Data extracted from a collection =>

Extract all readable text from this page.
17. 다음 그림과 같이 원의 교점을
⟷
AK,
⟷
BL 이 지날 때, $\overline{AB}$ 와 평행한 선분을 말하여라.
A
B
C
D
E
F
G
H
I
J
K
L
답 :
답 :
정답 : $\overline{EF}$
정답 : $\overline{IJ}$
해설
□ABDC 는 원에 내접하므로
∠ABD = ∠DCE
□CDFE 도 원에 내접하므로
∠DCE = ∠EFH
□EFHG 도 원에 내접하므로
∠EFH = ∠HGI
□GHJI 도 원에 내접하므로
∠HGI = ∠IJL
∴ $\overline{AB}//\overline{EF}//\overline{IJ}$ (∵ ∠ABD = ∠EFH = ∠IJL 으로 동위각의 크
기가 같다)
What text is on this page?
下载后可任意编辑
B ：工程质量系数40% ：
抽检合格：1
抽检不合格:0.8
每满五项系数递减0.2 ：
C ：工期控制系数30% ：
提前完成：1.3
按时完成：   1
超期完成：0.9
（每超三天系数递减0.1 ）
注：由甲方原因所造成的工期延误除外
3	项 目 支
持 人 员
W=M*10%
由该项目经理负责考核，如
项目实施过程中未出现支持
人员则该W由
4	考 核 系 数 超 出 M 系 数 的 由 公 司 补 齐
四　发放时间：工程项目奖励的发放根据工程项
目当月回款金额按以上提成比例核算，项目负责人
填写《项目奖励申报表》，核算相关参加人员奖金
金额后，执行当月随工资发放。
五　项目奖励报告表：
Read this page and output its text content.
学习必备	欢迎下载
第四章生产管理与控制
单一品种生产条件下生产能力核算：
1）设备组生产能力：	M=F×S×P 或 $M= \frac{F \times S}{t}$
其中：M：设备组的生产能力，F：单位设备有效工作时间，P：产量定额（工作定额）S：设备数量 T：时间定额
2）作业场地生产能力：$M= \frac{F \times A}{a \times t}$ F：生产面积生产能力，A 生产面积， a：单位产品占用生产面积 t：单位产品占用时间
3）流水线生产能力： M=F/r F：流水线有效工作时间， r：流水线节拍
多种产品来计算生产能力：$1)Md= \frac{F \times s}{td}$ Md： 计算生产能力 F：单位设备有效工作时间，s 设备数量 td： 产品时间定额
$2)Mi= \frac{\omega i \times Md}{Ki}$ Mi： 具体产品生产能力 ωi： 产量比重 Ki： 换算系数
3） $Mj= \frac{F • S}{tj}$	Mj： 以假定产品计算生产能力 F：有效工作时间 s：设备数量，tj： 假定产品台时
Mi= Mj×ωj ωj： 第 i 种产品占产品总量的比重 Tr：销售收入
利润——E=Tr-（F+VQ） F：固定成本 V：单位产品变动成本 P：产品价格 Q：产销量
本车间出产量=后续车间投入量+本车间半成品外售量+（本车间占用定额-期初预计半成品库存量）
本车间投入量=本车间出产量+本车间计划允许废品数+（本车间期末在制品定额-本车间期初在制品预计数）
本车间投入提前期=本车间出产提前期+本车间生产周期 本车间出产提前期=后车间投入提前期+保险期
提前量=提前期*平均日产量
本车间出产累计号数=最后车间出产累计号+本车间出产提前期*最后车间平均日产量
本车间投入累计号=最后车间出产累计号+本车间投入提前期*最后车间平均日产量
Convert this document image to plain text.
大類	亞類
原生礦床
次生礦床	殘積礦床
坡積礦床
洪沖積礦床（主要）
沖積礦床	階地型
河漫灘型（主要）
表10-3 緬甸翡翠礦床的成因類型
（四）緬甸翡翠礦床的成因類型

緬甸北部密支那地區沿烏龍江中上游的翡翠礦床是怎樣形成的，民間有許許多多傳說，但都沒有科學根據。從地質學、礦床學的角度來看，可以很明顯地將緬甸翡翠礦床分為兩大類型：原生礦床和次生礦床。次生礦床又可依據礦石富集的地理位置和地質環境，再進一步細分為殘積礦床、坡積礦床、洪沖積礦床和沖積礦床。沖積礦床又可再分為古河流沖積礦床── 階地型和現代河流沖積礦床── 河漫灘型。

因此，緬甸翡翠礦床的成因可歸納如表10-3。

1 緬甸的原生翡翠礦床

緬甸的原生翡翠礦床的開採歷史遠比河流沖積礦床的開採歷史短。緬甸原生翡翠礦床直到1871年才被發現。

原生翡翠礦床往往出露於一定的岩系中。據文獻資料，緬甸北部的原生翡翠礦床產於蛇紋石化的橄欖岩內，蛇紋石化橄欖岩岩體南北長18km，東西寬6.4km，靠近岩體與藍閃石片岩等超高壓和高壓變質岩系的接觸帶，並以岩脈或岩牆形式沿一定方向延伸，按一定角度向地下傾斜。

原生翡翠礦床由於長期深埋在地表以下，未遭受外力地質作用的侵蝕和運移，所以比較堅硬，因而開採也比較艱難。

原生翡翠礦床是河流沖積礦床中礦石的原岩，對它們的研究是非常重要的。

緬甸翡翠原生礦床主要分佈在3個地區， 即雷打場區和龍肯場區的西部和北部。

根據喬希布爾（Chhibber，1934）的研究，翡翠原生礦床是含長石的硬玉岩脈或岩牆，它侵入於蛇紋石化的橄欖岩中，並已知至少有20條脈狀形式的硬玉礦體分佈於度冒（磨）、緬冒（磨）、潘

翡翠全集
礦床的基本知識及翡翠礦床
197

THE EXERCISE => Retype the listing above in full, with no alterations.

RESPONSE TO THIS EXERCISE =>
Extract all readable text from this page.
17. 다음 그림과 같이 원의 교점을
⟷
AK,
⟷
BL 이 지날 때, $\overline{AB}$ 와 평행한 선분을 말하여라.
A
B
C
D
E
F
G
H
I
J
K
L
답 :
답 :
정답 : $\overline{EF}$
정답 : $\overline{IJ}$
해설
□ABDC 는 원에 내접하므로
∠ABD = ∠DCE
□CDFE 도 원에 내접하므로
∠DCE = ∠EFH
□EFHG 도 원에 내접하므로
∠EFH = ∠HGI
□GHJI 도 원에 내접하므로
∠HGI = ∠IJL
∴ $\overline{AB}//\overline{EF}//\overline{IJ}$ (∵ ∠ABD = ∠EFH = ∠IJL 으로 동위각의 크
기가 같다)
What text is on this page?
下载后可任意编辑
B ：工程质量系数40% ：
抽检合格：1
抽检不合格:0.8
每满五项系数递减0.2 ：
C ：工期控制系数30% ：
提前完成：1.3
按时完成：   1
超期完成：0.9
（每超三天系数递减0.1 ）
注：由甲方原因所造成的工期延误除外
3	项 目 支
持 人 员
W=M*10%
由该项目经理负责考核，如
项目实施过程中未出现支持
人员则该W由
4	考 核 系 数 超 出 M 系 数 的 由 公 司 补 齐
四　发放时间：工程项目奖励的发放根据工程项
目当月回款金额按以上提成比例核算，项目负责人
填写《项目奖励申报表》，核算相关参加人员奖金
金额后，执行当月随工资发放。
五　项目奖励报告表：
Read this page and output its text content.
学习必备	欢迎下载
第四章生产管理与控制
单一品种生产条件下生产能力核算：
1）设备组生产能力：	M=F×S×P 或 $M= \frac{F \times S}{t}$
其中：M：设备组的生产能力，F：单位设备有效工作时间，P：产量定额（工作定额）S：设备数量 T：时间定额
2）作业场地生产能力：$M= \frac{F \times A}{a \times t}$ F：生产面积生产能力，A 生产面积， a：单位产品占用生产面积 t：单位产品占用时间
3）流水线生产能力： M=F/r F：流水线有效工作时间， r：流水线节拍
多种产品来计算生产能力：$1)Md= \frac{F \times s}{td}$ Md： 计算生产能力 F：单位设备有效工作时间，s 设备数量 td： 产品时间定额
$2)Mi= \frac{\omega i \times Md}{Ki}$ Mi： 具体产品生产能力 ωi： 产量比重 Ki： 换算系数
3） $Mj= \frac{F • S}{tj}$	Mj： 以假定产品计算生产能力 F：有效工作时间 s：设备数量，tj： 假定产品台时
Mi= Mj×ωj ωj： 第 i 种产品占产品总量的比重 Tr：销售收入
利润——E=Tr-（F+VQ） F：固定成本 V：单位产品变动成本 P：产品价格 Q：产销量
本车间出产量=后续车间投入量+本车间半成品外售量+（本车间占用定额-期初预计半成品库存量）
本车间投入量=本车间出产量+本车间计划允许废品数+（本车间期末在制品定额-本车间期初在制品预计数）
本车间投入提前期=本车间出产提前期+本车间生产周期 本车间出产提前期=后车间投入提前期+保险期
提前量=提前期*平均日产量
本车间出产累计号数=最后车间出产累计号+本车间出产提前期*最后车间平均日产量
本车间投入累计号=最后车间出产累计号+本车间投入提前期*最后车间平均日产量
Convert this document image to plain text.
大類	亞類
原生礦床
次生礦床	殘積礦床
坡積礦床
洪沖積礦床（主要）
沖積礦床	階地型
河漫灘型（主要）
表10-3 緬甸翡翠礦床的成因類型
（四）緬甸翡翠礦床的成因類型

緬甸北部密支那地區沿烏龍江中上游的翡翠礦床是怎樣形成的，民間有許許多多傳說，但都沒有科學根據。從地質學、礦床學的角度來看，可以很明顯地將緬甸翡翠礦床分為兩大類型：原生礦床和次生礦床。次生礦床又可依據礦石富集的地理位置和地質環境，再進一步細分為殘積礦床、坡積礦床、洪沖積礦床和沖積礦床。沖積礦床又可再分為古河流沖積礦床── 階地型和現代河流沖積礦床── 河漫灘型。

因此，緬甸翡翠礦床的成因可歸納如表10-3。

1 緬甸的原生翡翠礦床

緬甸的原生翡翠礦床的開採歷史遠比河流沖積礦床的開採歷史短。緬甸原生翡翠礦床直到1871年才被發現。

原生翡翠礦床往往出露於一定的岩系中。據文獻資料，緬甸北部的原生翡翠礦床產於蛇紋石化的橄欖岩內，蛇紋石化橄欖岩岩體南北長18km，東西寬6.4km，靠近岩體與藍閃石片岩等超高壓和高壓變質岩系的接觸帶，並以岩脈或岩牆形式沿一定方向延伸，按一定角度向地下傾斜。

原生翡翠礦床由於長期深埋在地表以下，未遭受外力地質作用的侵蝕和運移，所以比較堅硬，因而開採也比較艱難。

原生翡翠礦床是河流沖積礦床中礦石的原岩，對它們的研究是非常重要的。

緬甸翡翠原生礦床主要分佈在3個地區， 即雷打場區和龍肯場區的西部和北部。

根據喬希布爾（Chhibber，1934）的研究，翡翠原生礦床是含長石的硬玉岩脈或岩牆，它侵入於蛇紋石化的橄欖岩中，並已知至少有20條脈狀形式的硬玉礦體分佈於度冒（磨）、緬冒（磨）、潘

翡翠全集
礦床的基本知識及翡翠礦床
197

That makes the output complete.